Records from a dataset
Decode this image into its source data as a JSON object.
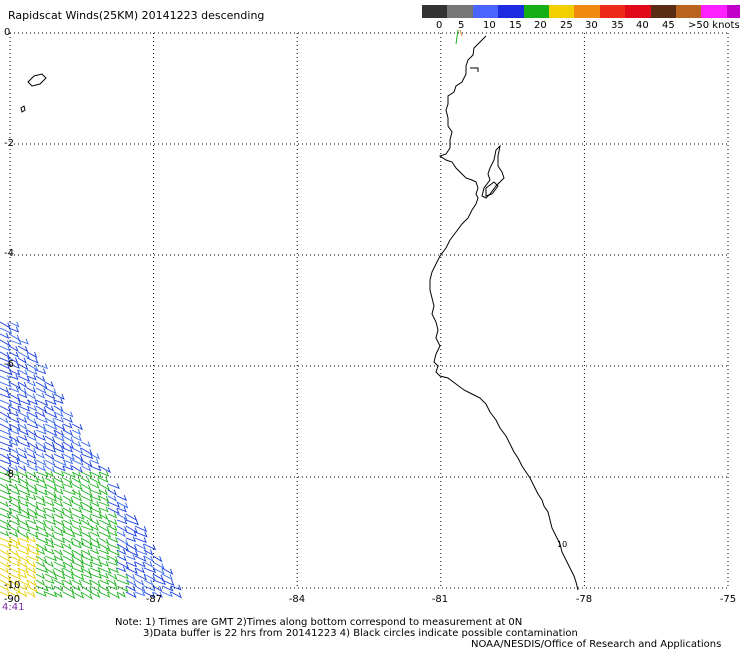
{
  "title": "Rapidscat Winds(25KM) 20141223 descending",
  "legend": {
    "colors": [
      "#333333",
      "#777777",
      "#4a64ff",
      "#1c2ae0",
      "#16b016",
      "#f2d000",
      "#f08a10",
      "#f02a18",
      "#e00a1a",
      "#5a2c14",
      "#b8641e",
      "#ff20ff",
      "#c000c8",
      "#50007a"
    ],
    "labels": [
      "0",
      "5",
      "10",
      "15",
      "20",
      "25",
      "30",
      "35",
      "40",
      "45",
      ">50 knots"
    ]
  },
  "axes": {
    "y_labels": [
      "0",
      "-2",
      "-4",
      "-6",
      "-8",
      "-10"
    ],
    "x_labels": [
      "-90",
      "-87",
      "-84",
      "-81",
      "-78",
      "-75"
    ],
    "lon_range": [
      -90,
      -75
    ],
    "lat_range": [
      -10,
      0
    ]
  },
  "time_label": "4:41",
  "coast_label": "10",
  "notes": {
    "line1": "Note: 1) Times are GMT 2)Times along bottom correspond to measurement at 0N",
    "line2": "3)Data buffer is 22 hrs from 20141223 4) Black circles indicate possible contamination",
    "credit": "NOAA/NESDIS/Office of Research and Applications"
  },
  "wind_colors": {
    "blue": "#1a3fe0",
    "blue_light": "#3a6af0",
    "green": "#1eb41e",
    "yellow": "#e8d000"
  }
}
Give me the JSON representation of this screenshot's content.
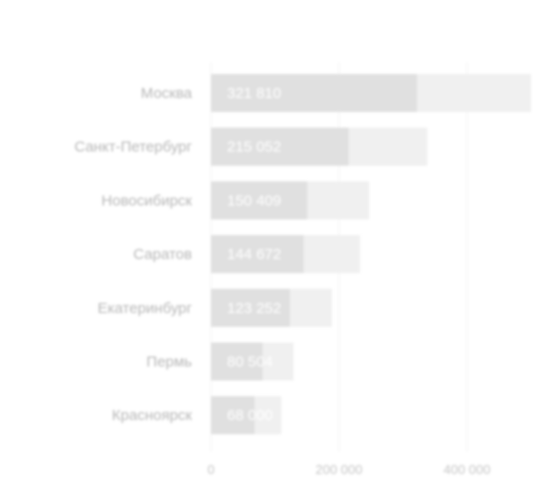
{
  "chart_data": {
    "type": "bar",
    "orientation": "horizontal",
    "categories": [
      "Москва",
      "Санкт-Петербург",
      "Новосибирск",
      "Саратов",
      "Екатеринбург",
      "Пермь",
      "Красноярск"
    ],
    "series": [
      {
        "values": [
          321810,
          215052,
          150409,
          144672,
          123252,
          80504,
          68000
        ],
        "value_labels": [
          "321 810",
          "215 052",
          "150 409",
          "144 672",
          "123 252",
          "80 504",
          "68 000"
        ]
      },
      {
        "values": [
          500000,
          338000,
          247000,
          233000,
          189000,
          129000,
          110000
        ]
      }
    ],
    "xticks": [
      {
        "value": 0,
        "label": "0"
      },
      {
        "value": 200000,
        "label": "200 000"
      },
      {
        "value": 400000,
        "label": "400 000"
      }
    ],
    "xlim": [
      0,
      500000
    ],
    "grid": true,
    "colors": {
      "primary_bar": "#e0e0e0",
      "background_bar": "#f0f0f0",
      "gridline": "#f2f2f2",
      "category_text": "#b7b7b7",
      "value_text": "#ffffff",
      "tick_text": "#c6c6c6"
    }
  }
}
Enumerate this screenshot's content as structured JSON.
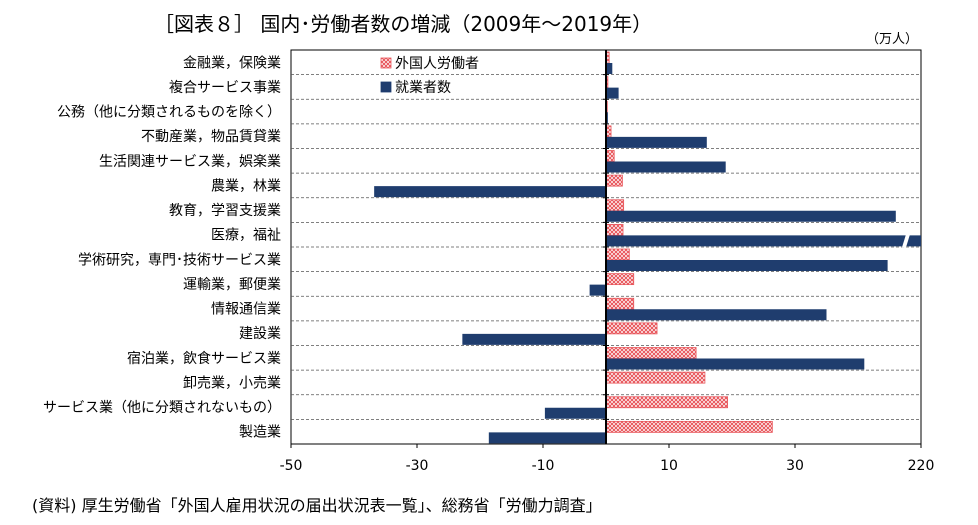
{
  "chart_data": {
    "type": "bar",
    "orientation": "horizontal",
    "title": "［図表８］ 国内･労働者数の増減（2009年～2019年）",
    "unit": "（万人）",
    "source": "(資料) 厚生労働省「外国人雇用状況の届出状況表一覧」、総務省「労働力調査」",
    "categories": [
      "金融業，保険業",
      "複合サービス事業",
      "公務（他に分類されるものを除く）",
      "不動産業，物品賃貸業",
      "生活関連サービス業，娯楽業",
      "農業，林業",
      "教育，学習支援業",
      "医療，福祉",
      "学術研究，専門･技術サービス業",
      "運輸業，郵便業",
      "情報通信業",
      "建設業",
      "宿泊業，飲食サービス業",
      "卸売業，小売業",
      "サービス業（他に分類されないもの）",
      "製造業"
    ],
    "series": [
      {
        "name": "外国人労働者",
        "color": "#e8555a",
        "pattern": "crosshatch",
        "values": [
          0.5,
          0.3,
          0.2,
          0.8,
          1.3,
          2.6,
          2.8,
          2.7,
          3.7,
          4.4,
          4.4,
          8.1,
          14.3,
          15.7,
          19.3,
          26.4
        ]
      },
      {
        "name": "就業者数",
        "color": "#1f3d6e",
        "pattern": "solid",
        "values": [
          1.0,
          2.0,
          0.3,
          16.0,
          19.0,
          -36.8,
          46.0,
          220.0,
          44.7,
          -2.6,
          35.0,
          -22.8,
          41.0,
          0.0,
          -9.7,
          -18.6
        ]
      }
    ],
    "x_ticks": [
      "-50",
      "-30",
      "-10",
      "10",
      "30",
      "220"
    ],
    "xlim": [
      -50,
      50
    ],
    "axis_break": {
      "value_label": "220",
      "broken_series": "就業者数",
      "broken_category": "医療，福祉"
    },
    "grid": {
      "horizontal_dashed": true,
      "vertical": false
    },
    "legend": {
      "position": "top-left"
    }
  }
}
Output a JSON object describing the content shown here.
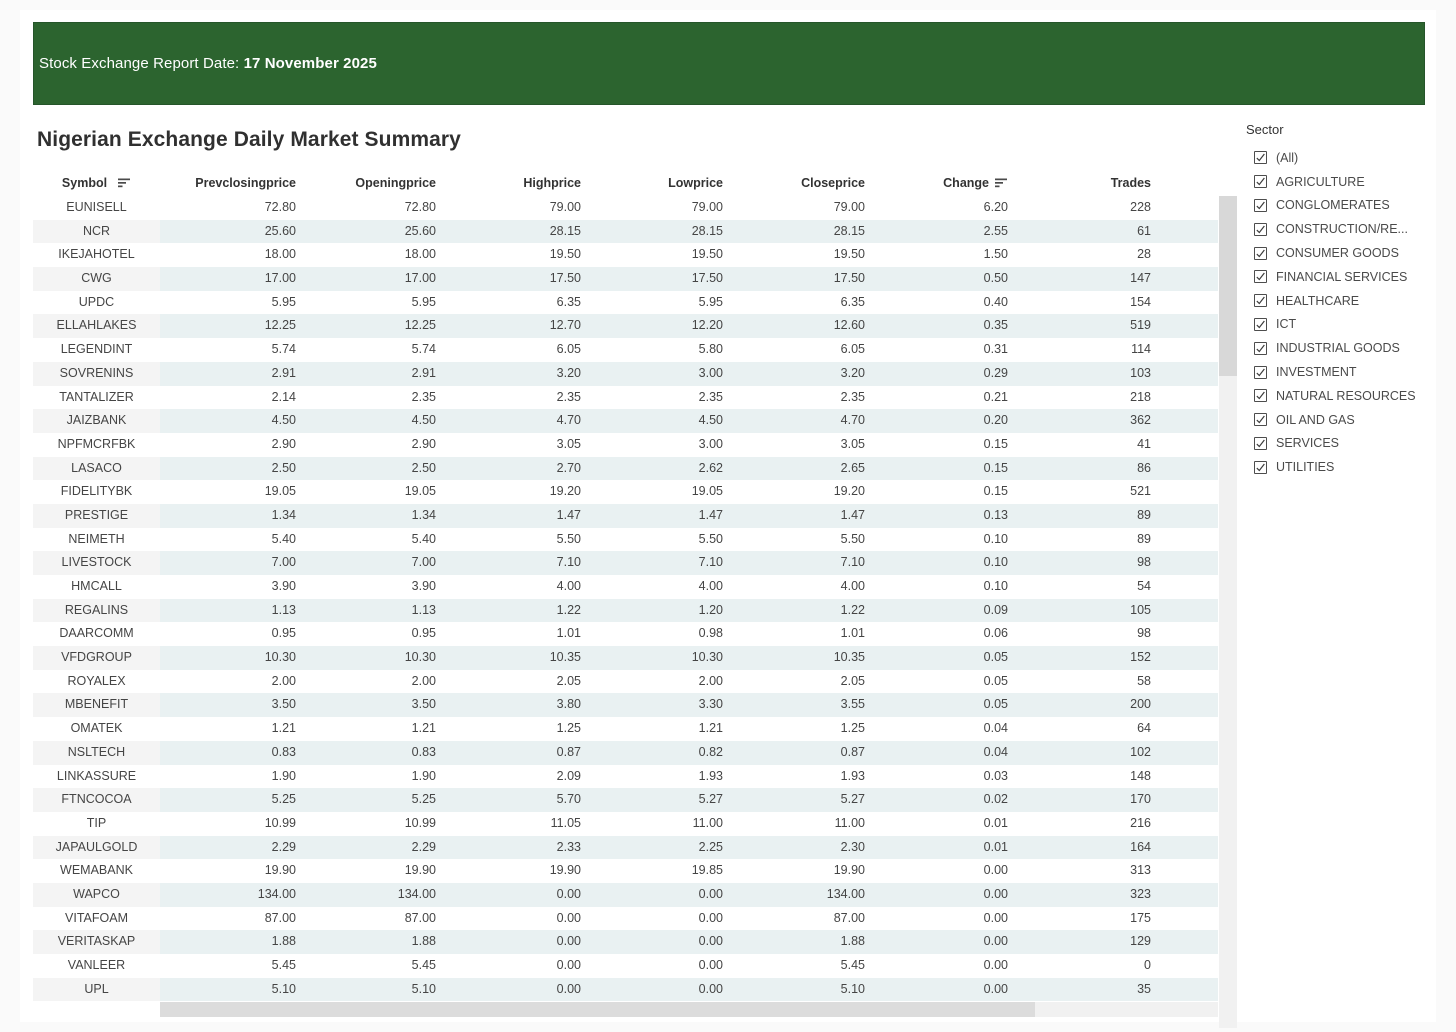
{
  "banner": {
    "label": "Stock Exchange Report Date: ",
    "date": "17 November 2025",
    "background_color": "#2c642f"
  },
  "title": "Nigerian Exchange Daily Market Summary",
  "table": {
    "columns": [
      {
        "label": "Symbol",
        "sort_icon": "sort-descending"
      },
      {
        "label": "Prevclosingprice"
      },
      {
        "label": "Openingprice"
      },
      {
        "label": "Highprice"
      },
      {
        "label": "Lowprice"
      },
      {
        "label": "Closeprice"
      },
      {
        "label": "Change",
        "sort_icon": "sort-descending"
      },
      {
        "label": "Trades"
      }
    ],
    "rows": [
      [
        "EUNISELL",
        "72.80",
        "72.80",
        "79.00",
        "79.00",
        "79.00",
        "6.20",
        "228"
      ],
      [
        "NCR",
        "25.60",
        "25.60",
        "28.15",
        "28.15",
        "28.15",
        "2.55",
        "61"
      ],
      [
        "IKEJAHOTEL",
        "18.00",
        "18.00",
        "19.50",
        "19.50",
        "19.50",
        "1.50",
        "28"
      ],
      [
        "CWG",
        "17.00",
        "17.00",
        "17.50",
        "17.50",
        "17.50",
        "0.50",
        "147"
      ],
      [
        "UPDC",
        "5.95",
        "5.95",
        "6.35",
        "5.95",
        "6.35",
        "0.40",
        "154"
      ],
      [
        "ELLAHLAKES",
        "12.25",
        "12.25",
        "12.70",
        "12.20",
        "12.60",
        "0.35",
        "519"
      ],
      [
        "LEGENDINT",
        "5.74",
        "5.74",
        "6.05",
        "5.80",
        "6.05",
        "0.31",
        "114"
      ],
      [
        "SOVRENINS",
        "2.91",
        "2.91",
        "3.20",
        "3.00",
        "3.20",
        "0.29",
        "103"
      ],
      [
        "TANTALIZER",
        "2.14",
        "2.35",
        "2.35",
        "2.35",
        "2.35",
        "0.21",
        "218"
      ],
      [
        "JAIZBANK",
        "4.50",
        "4.50",
        "4.70",
        "4.50",
        "4.70",
        "0.20",
        "362"
      ],
      [
        "NPFMCRFBK",
        "2.90",
        "2.90",
        "3.05",
        "3.00",
        "3.05",
        "0.15",
        "41"
      ],
      [
        "LASACO",
        "2.50",
        "2.50",
        "2.70",
        "2.62",
        "2.65",
        "0.15",
        "86"
      ],
      [
        "FIDELITYBK",
        "19.05",
        "19.05",
        "19.20",
        "19.05",
        "19.20",
        "0.15",
        "521"
      ],
      [
        "PRESTIGE",
        "1.34",
        "1.34",
        "1.47",
        "1.47",
        "1.47",
        "0.13",
        "89"
      ],
      [
        "NEIMETH",
        "5.40",
        "5.40",
        "5.50",
        "5.50",
        "5.50",
        "0.10",
        "89"
      ],
      [
        "LIVESTOCK",
        "7.00",
        "7.00",
        "7.10",
        "7.10",
        "7.10",
        "0.10",
        "98"
      ],
      [
        "HMCALL",
        "3.90",
        "3.90",
        "4.00",
        "4.00",
        "4.00",
        "0.10",
        "54"
      ],
      [
        "REGALINS",
        "1.13",
        "1.13",
        "1.22",
        "1.20",
        "1.22",
        "0.09",
        "105"
      ],
      [
        "DAARCOMM",
        "0.95",
        "0.95",
        "1.01",
        "0.98",
        "1.01",
        "0.06",
        "98"
      ],
      [
        "VFDGROUP",
        "10.30",
        "10.30",
        "10.35",
        "10.30",
        "10.35",
        "0.05",
        "152"
      ],
      [
        "ROYALEX",
        "2.00",
        "2.00",
        "2.05",
        "2.00",
        "2.05",
        "0.05",
        "58"
      ],
      [
        "MBENEFIT",
        "3.50",
        "3.50",
        "3.80",
        "3.30",
        "3.55",
        "0.05",
        "200"
      ],
      [
        "OMATEK",
        "1.21",
        "1.21",
        "1.25",
        "1.21",
        "1.25",
        "0.04",
        "64"
      ],
      [
        "NSLTECH",
        "0.83",
        "0.83",
        "0.87",
        "0.82",
        "0.87",
        "0.04",
        "102"
      ],
      [
        "LINKASSURE",
        "1.90",
        "1.90",
        "2.09",
        "1.93",
        "1.93",
        "0.03",
        "148"
      ],
      [
        "FTNCOCOA",
        "5.25",
        "5.25",
        "5.70",
        "5.27",
        "5.27",
        "0.02",
        "170"
      ],
      [
        "TIP",
        "10.99",
        "10.99",
        "11.05",
        "11.00",
        "11.00",
        "0.01",
        "216"
      ],
      [
        "JAPAULGOLD",
        "2.29",
        "2.29",
        "2.33",
        "2.25",
        "2.30",
        "0.01",
        "164"
      ],
      [
        "WEMABANK",
        "19.90",
        "19.90",
        "19.90",
        "19.85",
        "19.90",
        "0.00",
        "313"
      ],
      [
        "WAPCO",
        "134.00",
        "134.00",
        "0.00",
        "0.00",
        "134.00",
        "0.00",
        "323"
      ],
      [
        "VITAFOAM",
        "87.00",
        "87.00",
        "0.00",
        "0.00",
        "87.00",
        "0.00",
        "175"
      ],
      [
        "VERITASKAP",
        "1.88",
        "1.88",
        "0.00",
        "0.00",
        "1.88",
        "0.00",
        "129"
      ],
      [
        "VANLEER",
        "5.45",
        "5.45",
        "0.00",
        "0.00",
        "5.45",
        "0.00",
        "0"
      ],
      [
        "UPL",
        "5.10",
        "5.10",
        "0.00",
        "0.00",
        "5.10",
        "0.00",
        "35"
      ]
    ]
  },
  "filter": {
    "title": "Sector",
    "options": [
      "(All)",
      "AGRICULTURE",
      "CONGLOMERATES",
      "CONSTRUCTION/RE...",
      "CONSUMER GOODS",
      "FINANCIAL SERVICES",
      "HEALTHCARE",
      "ICT",
      "INDUSTRIAL GOODS",
      "INVESTMENT",
      "NATURAL RESOURCES",
      "OIL AND GAS",
      "SERVICES",
      "UTILITIES"
    ],
    "all_checked": true
  }
}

EXERCISE BRIEF. Where a line in the entries holds "Exchange", copy that line.

RESPONSE TO THIS TASK.
    "label": "Stock Exchange Report Date: ",
  "title": "Nigerian Exchange Daily Market Summary",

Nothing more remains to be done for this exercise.